**EXERCISE TASK**
Can the data below be echoed back word for word?

**MATERIAL SHOWN**
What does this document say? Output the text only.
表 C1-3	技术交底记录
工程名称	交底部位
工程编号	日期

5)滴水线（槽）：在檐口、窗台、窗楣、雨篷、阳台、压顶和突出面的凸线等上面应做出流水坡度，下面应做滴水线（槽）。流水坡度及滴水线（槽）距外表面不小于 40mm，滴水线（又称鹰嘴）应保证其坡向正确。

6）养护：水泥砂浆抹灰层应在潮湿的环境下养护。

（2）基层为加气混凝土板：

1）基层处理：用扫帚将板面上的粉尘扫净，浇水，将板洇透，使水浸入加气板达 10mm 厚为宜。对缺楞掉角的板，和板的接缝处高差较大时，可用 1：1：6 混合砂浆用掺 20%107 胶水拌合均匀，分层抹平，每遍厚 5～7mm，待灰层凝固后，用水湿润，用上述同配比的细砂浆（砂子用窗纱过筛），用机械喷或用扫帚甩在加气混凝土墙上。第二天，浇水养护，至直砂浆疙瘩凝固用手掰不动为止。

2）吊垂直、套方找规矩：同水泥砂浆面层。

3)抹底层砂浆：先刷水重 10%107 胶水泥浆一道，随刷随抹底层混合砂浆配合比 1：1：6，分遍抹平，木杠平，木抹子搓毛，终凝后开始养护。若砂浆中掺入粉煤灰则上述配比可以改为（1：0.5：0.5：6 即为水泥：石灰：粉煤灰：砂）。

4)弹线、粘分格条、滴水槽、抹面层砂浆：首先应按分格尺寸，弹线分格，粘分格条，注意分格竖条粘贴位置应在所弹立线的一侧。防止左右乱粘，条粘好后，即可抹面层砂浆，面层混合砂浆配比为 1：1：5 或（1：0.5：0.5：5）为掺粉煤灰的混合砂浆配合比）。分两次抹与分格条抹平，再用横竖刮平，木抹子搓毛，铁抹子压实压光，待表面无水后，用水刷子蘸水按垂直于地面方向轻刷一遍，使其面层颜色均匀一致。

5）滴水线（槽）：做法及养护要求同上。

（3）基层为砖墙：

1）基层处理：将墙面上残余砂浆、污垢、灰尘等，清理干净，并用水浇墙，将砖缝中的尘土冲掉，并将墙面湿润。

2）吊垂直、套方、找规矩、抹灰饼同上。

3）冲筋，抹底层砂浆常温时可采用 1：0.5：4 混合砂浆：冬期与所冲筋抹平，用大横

**EXERCISE OUTPUT**
What does this document say? Output the text only.
表 C1-3	技术交底记录
工程名称	交底部位
工程编号	日期

5)滴水线（槽）：在檐口、窗台、窗楣、雨篷、阳台、压顶和突出面的凸线等上面应做出流水坡度，下面应做滴水线（槽）。流水坡度及滴水线（槽）距外表面不小于 40mm，滴水线（又称鹰嘴）应保证其坡向正确。

6）养护：水泥砂浆抹灰层应在潮湿的环境下养护。

（2）基层为加气混凝土板：

1）基层处理：用扫帚将板面上的粉尘扫净，浇水，将板洇透，使水浸入加气板达 10mm 厚为宜。对缺楞掉角的板，和板的接缝处高差较大时，可用 1：1：6 混合砂浆用掺 20%107 胶水拌合均匀，分层抹平，每遍厚 5～7mm，待灰层凝固后，用水湿润，用上述同配比的细砂浆（砂子用窗纱过筛），用机械喷或用扫帚甩在加气混凝土墙上。第二天，浇水养护，至直砂浆疙瘩凝固用手掰不动为止。

2）吊垂直、套方找规矩：同水泥砂浆面层。

3)抹底层砂浆：先刷水重 10%107 胶水泥浆一道，随刷随抹底层混合砂浆配合比 1：1：6，分遍抹平，木杠平，木抹子搓毛，终凝后开始养护。若砂浆中掺入粉煤灰则上述配比可以改为（1：0.5：0.5：6 即为水泥：石灰：粉煤灰：砂）。

4)弹线、粘分格条、滴水槽、抹面层砂浆：首先应按分格尺寸，弹线分格，粘分格条，注意分格竖条粘贴位置应在所弹立线的一侧。防止左右乱粘，条粘好后，即可抹面层砂浆，面层混合砂浆配比为 1：1：5 或（1：0.5：0.5：5）为掺粉煤灰的混合砂浆配合比）。分两次抹与分格条抹平，再用横竖刮平，木抹子搓毛，铁抹子压实压光，待表面无水后，用水刷子蘸水按垂直于地面方向轻刷一遍，使其面层颜色均匀一致。

5）滴水线（槽）：做法及养护要求同上。

（3）基层为砖墙：

1）基层处理：将墙面上残余砂浆、污垢、灰尘等，清理干净，并用水浇墙，将砖缝中的尘土冲掉，并将墙面湿润。

2）吊垂直、套方、找规矩、抹灰饼同上。

3）冲筋，抹底层砂浆常温时可采用 1：0.5：4 混合砂浆：冬期与所冲筋抹平，用大横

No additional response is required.